(begin)

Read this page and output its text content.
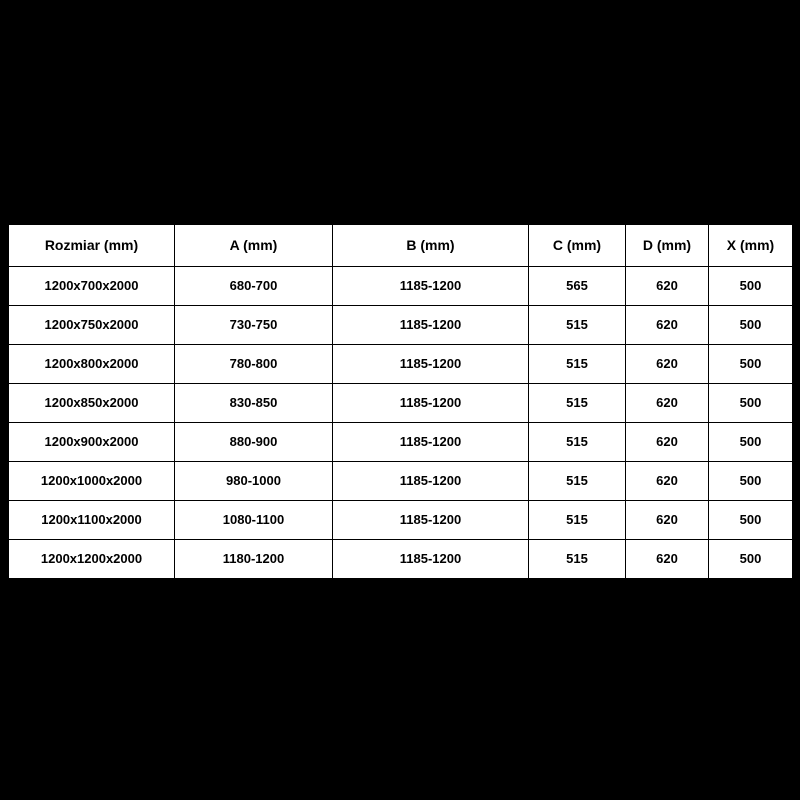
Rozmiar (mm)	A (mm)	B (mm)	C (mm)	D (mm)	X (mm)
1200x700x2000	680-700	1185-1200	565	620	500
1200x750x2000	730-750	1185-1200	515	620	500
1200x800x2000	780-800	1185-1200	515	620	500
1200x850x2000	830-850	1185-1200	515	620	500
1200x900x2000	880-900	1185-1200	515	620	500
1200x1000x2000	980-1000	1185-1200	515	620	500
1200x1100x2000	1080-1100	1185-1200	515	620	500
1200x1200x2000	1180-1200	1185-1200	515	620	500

(end)
(begin)

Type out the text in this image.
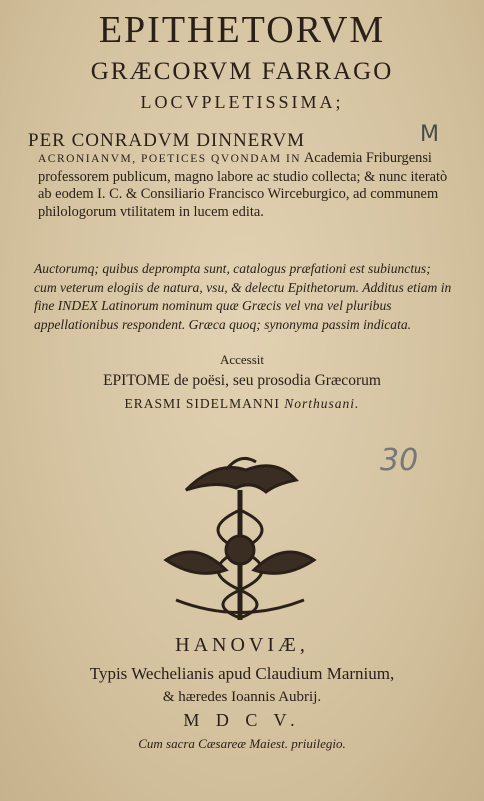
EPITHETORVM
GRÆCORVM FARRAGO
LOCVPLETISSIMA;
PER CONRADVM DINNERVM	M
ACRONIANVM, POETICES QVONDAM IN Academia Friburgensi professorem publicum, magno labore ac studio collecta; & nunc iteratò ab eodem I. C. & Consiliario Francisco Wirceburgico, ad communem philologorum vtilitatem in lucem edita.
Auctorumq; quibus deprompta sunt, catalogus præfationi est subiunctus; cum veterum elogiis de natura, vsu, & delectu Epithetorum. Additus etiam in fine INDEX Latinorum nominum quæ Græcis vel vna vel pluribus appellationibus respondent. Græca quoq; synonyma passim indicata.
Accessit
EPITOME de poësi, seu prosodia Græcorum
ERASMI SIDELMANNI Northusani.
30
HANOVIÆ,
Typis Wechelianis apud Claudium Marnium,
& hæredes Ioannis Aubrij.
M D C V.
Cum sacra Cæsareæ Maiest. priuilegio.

(end)

* REQUIREMENT: Read through the data and copy every line where "text" shows up.

* REPLY:
Read this page and output its text content.
Type out the text in this image.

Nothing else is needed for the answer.